▶ _EXERCISE REQUIREMENTS_
Take the line containing "Decode this image" and every line after it to the end of the records, and copy them exactly, leaving out pictures.

▶ _THE RECORDS_
□ □ □

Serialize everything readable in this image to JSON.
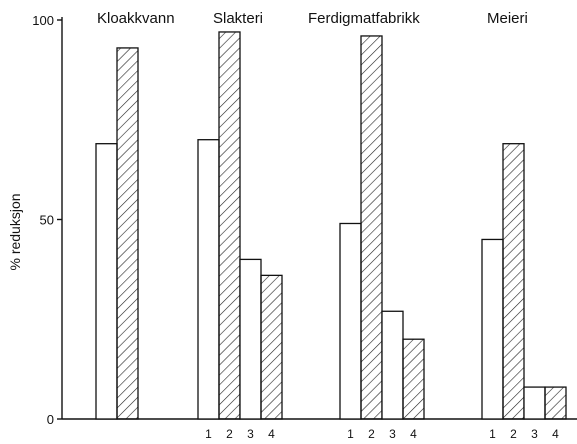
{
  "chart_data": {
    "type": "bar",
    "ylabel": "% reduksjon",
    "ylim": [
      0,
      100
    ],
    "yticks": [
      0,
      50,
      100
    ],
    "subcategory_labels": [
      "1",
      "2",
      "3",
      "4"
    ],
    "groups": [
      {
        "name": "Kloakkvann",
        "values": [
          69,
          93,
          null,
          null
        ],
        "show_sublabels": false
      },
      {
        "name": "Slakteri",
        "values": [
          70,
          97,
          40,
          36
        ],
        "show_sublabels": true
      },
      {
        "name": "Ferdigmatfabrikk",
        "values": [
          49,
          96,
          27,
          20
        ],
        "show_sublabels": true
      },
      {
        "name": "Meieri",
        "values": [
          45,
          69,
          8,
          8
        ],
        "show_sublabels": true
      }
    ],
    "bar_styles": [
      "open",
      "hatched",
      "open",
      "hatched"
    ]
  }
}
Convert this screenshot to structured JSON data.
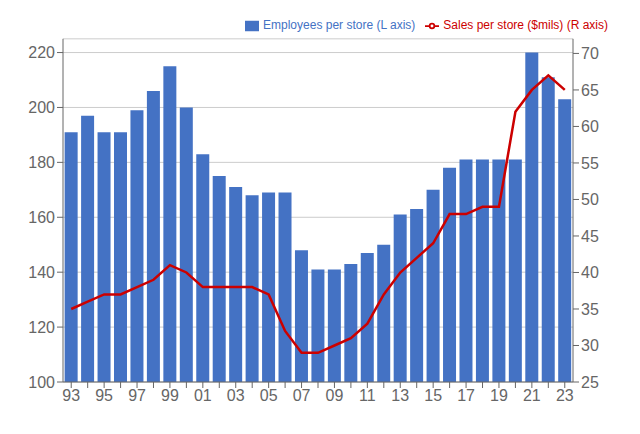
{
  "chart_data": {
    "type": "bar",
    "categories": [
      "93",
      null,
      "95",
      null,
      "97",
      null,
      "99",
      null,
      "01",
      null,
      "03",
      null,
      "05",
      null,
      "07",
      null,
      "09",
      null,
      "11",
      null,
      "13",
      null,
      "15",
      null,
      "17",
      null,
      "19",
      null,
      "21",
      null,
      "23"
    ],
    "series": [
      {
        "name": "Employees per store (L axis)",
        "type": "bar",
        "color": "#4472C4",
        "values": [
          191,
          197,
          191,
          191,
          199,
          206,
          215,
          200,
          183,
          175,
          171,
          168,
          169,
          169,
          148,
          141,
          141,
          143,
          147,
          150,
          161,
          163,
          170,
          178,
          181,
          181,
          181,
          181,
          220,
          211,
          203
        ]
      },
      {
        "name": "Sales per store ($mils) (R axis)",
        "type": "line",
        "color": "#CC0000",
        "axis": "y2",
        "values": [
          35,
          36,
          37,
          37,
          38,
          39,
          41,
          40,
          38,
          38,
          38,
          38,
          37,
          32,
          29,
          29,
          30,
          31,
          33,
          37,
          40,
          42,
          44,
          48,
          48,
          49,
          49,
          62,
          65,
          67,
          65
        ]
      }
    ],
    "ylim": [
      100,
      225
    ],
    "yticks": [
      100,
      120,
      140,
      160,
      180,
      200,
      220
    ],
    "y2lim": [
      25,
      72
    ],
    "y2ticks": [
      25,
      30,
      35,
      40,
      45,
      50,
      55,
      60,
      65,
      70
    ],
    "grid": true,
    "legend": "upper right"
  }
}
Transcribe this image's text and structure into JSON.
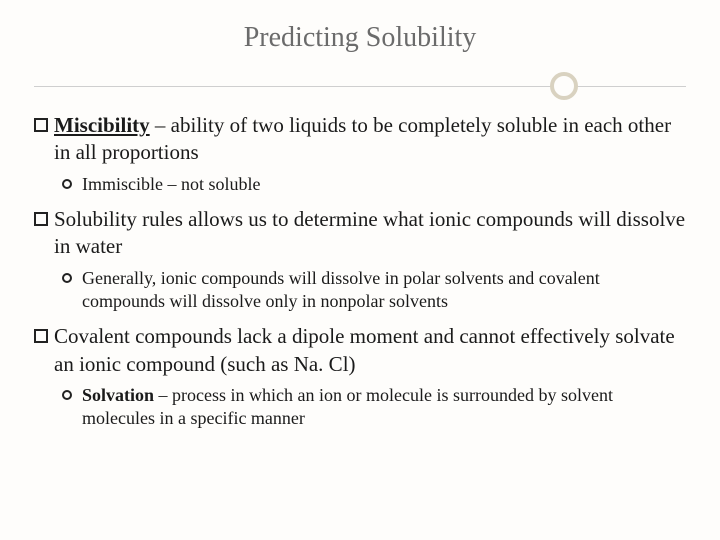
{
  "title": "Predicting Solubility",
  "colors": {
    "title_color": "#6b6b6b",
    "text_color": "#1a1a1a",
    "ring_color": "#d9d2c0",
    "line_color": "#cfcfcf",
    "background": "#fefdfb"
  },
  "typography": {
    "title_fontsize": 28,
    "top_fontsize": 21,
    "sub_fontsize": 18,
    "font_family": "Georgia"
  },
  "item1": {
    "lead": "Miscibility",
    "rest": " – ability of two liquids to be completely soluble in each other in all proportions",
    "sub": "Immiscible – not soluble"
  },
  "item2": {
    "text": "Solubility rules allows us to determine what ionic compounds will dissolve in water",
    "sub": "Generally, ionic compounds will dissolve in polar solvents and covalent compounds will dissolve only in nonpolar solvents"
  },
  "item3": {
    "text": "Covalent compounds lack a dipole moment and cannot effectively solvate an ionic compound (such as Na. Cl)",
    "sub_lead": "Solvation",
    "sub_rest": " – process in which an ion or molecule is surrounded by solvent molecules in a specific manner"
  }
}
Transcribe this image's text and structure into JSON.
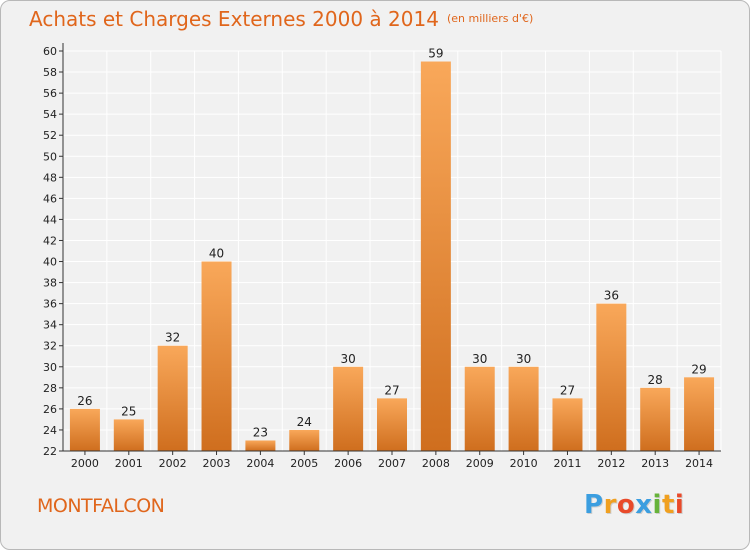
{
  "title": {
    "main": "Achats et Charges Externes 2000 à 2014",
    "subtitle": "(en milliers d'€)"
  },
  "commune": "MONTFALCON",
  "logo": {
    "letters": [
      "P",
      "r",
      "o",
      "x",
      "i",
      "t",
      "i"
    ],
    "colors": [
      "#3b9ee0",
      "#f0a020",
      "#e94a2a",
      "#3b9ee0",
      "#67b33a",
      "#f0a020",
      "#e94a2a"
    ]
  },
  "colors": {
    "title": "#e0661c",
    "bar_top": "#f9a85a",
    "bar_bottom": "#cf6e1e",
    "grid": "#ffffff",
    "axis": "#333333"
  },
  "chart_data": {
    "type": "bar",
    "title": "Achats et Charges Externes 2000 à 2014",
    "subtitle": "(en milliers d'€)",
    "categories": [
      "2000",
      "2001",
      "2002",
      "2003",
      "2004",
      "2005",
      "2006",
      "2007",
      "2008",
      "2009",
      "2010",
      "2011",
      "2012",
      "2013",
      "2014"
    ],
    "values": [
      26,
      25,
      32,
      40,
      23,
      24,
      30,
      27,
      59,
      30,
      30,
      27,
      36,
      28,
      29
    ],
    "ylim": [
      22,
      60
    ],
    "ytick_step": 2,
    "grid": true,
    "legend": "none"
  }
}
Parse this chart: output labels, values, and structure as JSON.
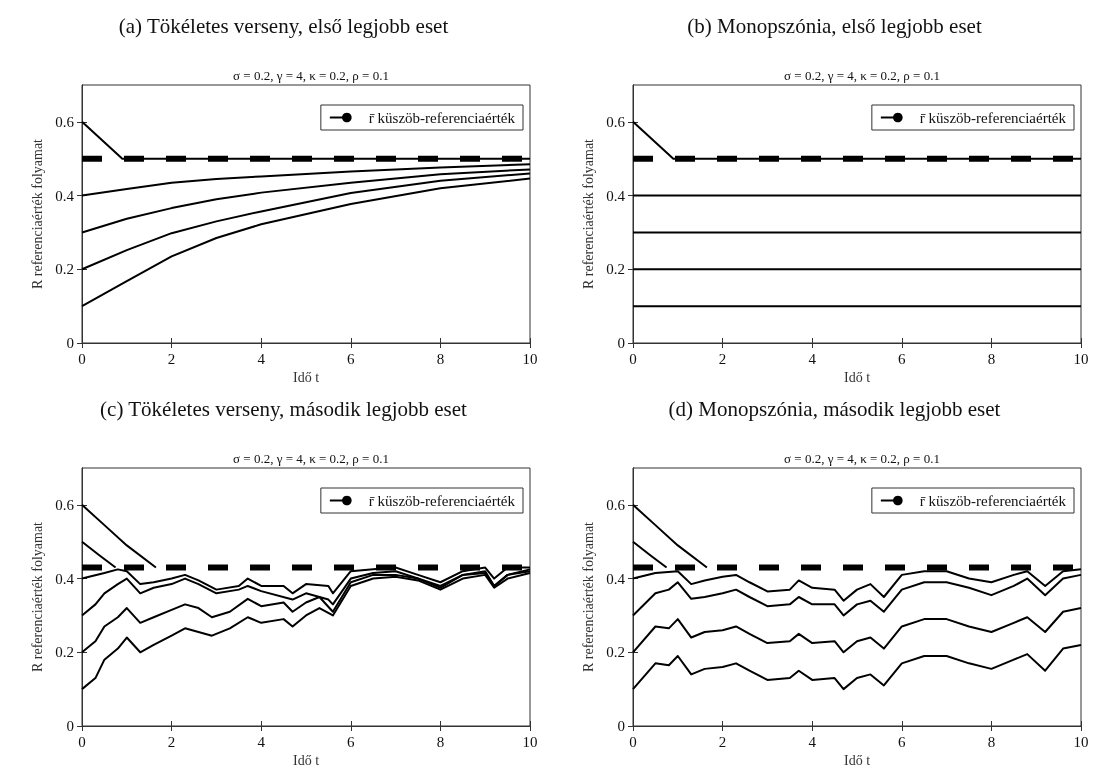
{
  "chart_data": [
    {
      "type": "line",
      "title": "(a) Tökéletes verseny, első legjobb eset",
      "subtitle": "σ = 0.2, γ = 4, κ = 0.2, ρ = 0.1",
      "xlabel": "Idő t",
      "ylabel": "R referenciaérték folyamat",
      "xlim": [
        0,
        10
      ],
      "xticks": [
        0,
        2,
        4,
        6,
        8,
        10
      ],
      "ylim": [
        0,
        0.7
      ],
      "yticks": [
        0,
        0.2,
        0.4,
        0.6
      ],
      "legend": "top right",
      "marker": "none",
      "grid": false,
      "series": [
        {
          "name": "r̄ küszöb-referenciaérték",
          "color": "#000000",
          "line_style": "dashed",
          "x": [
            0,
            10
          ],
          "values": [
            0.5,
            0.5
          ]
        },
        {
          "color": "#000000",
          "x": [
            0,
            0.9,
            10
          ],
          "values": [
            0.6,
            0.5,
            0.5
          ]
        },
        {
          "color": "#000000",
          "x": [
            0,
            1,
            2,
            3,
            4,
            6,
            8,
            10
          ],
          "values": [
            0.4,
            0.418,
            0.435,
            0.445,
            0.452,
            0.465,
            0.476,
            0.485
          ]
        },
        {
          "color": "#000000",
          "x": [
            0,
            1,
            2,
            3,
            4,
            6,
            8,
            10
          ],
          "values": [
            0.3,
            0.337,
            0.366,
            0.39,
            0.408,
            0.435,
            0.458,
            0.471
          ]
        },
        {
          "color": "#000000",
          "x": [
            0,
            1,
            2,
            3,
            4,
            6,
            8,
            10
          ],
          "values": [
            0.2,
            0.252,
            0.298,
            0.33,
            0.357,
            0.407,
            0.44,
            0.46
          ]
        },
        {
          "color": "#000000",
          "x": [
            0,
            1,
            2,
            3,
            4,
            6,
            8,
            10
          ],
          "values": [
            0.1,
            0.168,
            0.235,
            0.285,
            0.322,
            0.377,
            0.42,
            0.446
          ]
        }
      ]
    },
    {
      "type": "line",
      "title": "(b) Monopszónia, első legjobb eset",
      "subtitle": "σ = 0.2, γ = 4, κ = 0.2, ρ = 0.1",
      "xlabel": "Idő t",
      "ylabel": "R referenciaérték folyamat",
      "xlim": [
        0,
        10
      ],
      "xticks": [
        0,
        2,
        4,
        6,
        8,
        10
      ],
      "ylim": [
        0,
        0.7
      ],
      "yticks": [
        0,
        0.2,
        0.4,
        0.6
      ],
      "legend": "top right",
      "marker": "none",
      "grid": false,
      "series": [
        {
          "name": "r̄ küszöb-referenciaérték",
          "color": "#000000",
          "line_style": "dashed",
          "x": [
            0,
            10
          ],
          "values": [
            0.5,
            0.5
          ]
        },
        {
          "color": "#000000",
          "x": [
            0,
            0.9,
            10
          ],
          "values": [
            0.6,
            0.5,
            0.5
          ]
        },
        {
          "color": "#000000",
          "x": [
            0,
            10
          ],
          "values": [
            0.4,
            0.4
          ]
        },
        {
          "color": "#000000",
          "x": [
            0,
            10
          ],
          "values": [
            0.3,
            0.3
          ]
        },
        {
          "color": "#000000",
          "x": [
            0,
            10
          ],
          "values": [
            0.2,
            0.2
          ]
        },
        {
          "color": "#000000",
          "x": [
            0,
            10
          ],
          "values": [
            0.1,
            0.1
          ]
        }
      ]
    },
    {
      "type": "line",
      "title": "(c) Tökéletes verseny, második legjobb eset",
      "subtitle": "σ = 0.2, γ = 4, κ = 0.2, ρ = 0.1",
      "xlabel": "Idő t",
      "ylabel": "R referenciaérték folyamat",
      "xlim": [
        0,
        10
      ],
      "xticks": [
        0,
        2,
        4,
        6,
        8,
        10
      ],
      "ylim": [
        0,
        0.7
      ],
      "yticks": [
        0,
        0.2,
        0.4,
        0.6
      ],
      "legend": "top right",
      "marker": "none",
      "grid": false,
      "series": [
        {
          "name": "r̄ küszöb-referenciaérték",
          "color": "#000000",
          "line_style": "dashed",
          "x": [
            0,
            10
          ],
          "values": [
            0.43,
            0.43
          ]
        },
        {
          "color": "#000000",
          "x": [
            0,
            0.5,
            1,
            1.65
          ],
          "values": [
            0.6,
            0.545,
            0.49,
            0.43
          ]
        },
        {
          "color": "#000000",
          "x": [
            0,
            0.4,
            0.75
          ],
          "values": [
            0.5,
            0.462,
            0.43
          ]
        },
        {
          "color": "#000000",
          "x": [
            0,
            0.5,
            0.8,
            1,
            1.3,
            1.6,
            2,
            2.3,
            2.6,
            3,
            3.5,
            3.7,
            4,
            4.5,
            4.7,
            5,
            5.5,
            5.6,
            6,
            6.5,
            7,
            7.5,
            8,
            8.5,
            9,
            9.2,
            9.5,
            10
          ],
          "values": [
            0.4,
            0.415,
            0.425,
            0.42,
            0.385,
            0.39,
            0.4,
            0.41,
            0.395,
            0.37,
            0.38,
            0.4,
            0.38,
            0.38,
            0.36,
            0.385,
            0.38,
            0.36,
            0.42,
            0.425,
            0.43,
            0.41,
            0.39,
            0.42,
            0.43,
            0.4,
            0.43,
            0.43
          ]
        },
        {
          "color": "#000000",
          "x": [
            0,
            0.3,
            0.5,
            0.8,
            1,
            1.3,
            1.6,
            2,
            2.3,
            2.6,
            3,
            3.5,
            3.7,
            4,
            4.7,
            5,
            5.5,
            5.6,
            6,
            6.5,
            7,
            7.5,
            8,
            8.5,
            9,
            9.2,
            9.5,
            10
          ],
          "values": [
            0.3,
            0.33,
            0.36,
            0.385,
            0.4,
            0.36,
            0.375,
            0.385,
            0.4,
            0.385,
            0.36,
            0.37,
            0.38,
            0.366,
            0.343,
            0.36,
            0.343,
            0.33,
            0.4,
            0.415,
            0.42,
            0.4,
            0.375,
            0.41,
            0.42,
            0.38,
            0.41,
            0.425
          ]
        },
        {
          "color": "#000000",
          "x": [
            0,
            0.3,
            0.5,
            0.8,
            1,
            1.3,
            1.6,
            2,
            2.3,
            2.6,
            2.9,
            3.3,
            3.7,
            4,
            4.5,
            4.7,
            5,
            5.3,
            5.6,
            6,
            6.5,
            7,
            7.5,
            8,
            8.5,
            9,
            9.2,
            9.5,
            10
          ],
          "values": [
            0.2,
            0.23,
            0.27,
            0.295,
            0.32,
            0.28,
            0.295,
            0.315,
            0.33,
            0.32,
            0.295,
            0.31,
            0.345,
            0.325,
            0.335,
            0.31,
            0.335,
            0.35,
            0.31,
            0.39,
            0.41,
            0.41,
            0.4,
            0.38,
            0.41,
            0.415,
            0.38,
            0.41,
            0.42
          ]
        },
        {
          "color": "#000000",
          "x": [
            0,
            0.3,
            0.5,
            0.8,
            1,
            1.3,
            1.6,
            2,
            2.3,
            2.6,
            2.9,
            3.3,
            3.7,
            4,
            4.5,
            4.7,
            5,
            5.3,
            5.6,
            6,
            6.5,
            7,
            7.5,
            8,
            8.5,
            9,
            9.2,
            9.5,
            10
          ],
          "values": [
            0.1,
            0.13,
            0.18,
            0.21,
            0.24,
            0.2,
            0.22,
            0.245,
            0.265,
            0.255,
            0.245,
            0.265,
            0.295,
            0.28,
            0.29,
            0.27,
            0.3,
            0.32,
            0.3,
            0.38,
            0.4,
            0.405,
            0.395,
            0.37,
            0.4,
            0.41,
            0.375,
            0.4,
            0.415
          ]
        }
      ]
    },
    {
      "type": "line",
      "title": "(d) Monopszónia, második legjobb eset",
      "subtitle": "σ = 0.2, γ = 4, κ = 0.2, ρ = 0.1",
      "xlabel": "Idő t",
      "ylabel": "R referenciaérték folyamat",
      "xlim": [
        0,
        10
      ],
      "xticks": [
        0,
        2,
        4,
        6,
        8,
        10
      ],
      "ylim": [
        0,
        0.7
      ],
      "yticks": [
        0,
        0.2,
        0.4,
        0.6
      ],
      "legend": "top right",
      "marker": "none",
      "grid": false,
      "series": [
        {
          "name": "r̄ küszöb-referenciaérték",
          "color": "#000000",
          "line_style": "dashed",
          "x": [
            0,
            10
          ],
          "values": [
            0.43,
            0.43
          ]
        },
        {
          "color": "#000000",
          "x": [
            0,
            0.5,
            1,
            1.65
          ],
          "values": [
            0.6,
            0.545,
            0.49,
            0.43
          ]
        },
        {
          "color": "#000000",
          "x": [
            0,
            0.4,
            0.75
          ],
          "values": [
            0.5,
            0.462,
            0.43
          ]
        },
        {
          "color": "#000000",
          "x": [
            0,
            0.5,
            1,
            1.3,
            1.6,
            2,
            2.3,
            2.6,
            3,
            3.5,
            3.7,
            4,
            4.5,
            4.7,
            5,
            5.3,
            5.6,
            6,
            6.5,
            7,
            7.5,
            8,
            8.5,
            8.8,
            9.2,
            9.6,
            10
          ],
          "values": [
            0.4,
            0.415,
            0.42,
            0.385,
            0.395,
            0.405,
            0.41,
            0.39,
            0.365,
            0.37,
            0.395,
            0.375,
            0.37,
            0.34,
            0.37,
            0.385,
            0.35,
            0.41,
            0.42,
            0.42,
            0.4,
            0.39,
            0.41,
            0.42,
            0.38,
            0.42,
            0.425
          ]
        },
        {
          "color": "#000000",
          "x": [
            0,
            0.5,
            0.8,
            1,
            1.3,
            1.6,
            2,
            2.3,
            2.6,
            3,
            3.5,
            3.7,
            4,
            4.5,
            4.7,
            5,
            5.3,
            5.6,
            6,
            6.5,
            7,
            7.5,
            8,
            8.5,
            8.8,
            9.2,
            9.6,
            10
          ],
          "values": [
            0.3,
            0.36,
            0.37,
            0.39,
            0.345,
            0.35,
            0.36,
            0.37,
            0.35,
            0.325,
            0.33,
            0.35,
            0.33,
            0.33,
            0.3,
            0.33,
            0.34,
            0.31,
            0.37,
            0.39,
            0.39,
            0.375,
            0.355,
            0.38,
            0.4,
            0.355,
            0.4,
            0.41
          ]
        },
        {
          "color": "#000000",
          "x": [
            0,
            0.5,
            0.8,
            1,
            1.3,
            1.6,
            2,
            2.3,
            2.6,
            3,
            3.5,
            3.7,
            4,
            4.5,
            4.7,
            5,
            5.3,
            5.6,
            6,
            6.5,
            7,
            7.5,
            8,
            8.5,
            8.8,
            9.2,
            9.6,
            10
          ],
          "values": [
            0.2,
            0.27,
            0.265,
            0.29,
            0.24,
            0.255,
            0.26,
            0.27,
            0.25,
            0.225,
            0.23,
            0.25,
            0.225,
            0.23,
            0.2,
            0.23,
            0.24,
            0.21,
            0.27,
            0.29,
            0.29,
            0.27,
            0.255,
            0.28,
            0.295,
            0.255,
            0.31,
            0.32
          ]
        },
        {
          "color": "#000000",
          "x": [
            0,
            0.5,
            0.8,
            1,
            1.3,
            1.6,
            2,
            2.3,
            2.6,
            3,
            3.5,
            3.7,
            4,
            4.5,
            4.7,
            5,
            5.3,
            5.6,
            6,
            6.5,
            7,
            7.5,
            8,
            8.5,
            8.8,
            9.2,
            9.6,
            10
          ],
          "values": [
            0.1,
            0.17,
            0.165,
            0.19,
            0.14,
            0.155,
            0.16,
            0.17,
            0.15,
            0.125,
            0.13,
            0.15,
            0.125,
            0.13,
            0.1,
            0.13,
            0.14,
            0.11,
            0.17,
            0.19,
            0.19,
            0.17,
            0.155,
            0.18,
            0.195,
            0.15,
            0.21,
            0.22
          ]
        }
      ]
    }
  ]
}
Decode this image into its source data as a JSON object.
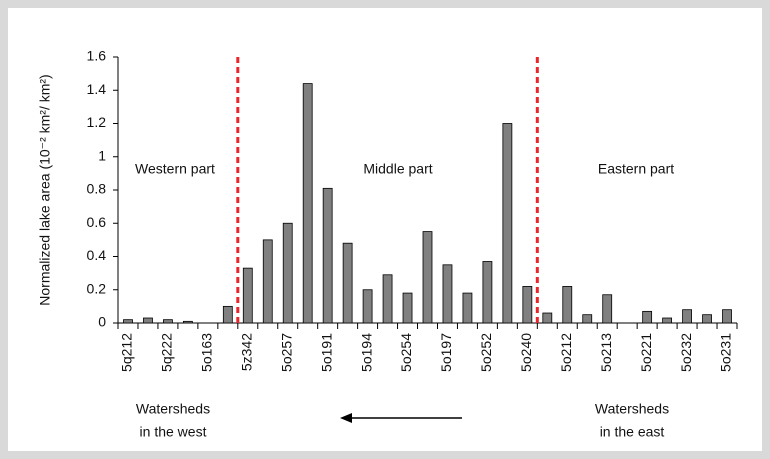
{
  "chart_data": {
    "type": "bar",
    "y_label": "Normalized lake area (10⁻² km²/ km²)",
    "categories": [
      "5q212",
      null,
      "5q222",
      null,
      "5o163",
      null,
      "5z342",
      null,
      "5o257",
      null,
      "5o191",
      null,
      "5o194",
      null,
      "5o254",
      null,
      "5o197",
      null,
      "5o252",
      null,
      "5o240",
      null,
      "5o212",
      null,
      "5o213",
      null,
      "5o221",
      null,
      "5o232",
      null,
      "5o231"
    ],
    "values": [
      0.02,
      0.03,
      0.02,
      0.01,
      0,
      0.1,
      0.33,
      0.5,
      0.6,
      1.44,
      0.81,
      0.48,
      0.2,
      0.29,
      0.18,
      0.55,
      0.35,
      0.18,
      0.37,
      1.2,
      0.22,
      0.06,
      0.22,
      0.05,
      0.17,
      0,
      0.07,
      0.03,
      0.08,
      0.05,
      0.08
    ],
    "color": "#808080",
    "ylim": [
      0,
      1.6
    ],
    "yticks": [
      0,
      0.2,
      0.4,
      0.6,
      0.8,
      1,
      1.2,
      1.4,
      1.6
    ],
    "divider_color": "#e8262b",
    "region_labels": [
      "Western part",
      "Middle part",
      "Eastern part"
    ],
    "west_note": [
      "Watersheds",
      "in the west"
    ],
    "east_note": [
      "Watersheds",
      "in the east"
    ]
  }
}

□ □ □

▶ _SOLUTION_
Decode this image into its source data as a JSON object.
{
  "chart_data": {
    "type": "bar",
    "y_label": "Normalized lake area (10⁻² km²/ km²)",
    "categories": [
      "5q212",
      null,
      "5q222",
      null,
      "5o163",
      null,
      "5z342",
      null,
      "5o257",
      null,
      "5o191",
      null,
      "5o194",
      null,
      "5o254",
      null,
      "5o197",
      null,
      "5o252",
      null,
      "5o240",
      null,
      "5o212",
      null,
      "5o213",
      null,
      "5o221",
      null,
      "5o232",
      null,
      "5o231"
    ],
    "values": [
      0.02,
      0.03,
      0.02,
      0.01,
      0,
      0.1,
      0.33,
      0.5,
      0.6,
      1.44,
      0.81,
      0.48,
      0.2,
      0.29,
      0.18,
      0.55,
      0.35,
      0.18,
      0.37,
      1.2,
      0.22,
      0.06,
      0.22,
      0.05,
      0.17,
      0,
      0.07,
      0.03,
      0.08,
      0.05,
      0.08
    ],
    "color": "#808080",
    "ylim": [
      0,
      1.6
    ],
    "yticks": [
      0,
      0.2,
      0.4,
      0.6,
      0.8,
      1,
      1.2,
      1.4,
      1.6
    ],
    "divider_color": "#e8262b",
    "region_labels": [
      "Western part",
      "Middle part",
      "Eastern part"
    ],
    "west_note": [
      "Watersheds",
      "in the west"
    ],
    "east_note": [
      "Watersheds",
      "in the east"
    ]
  }
}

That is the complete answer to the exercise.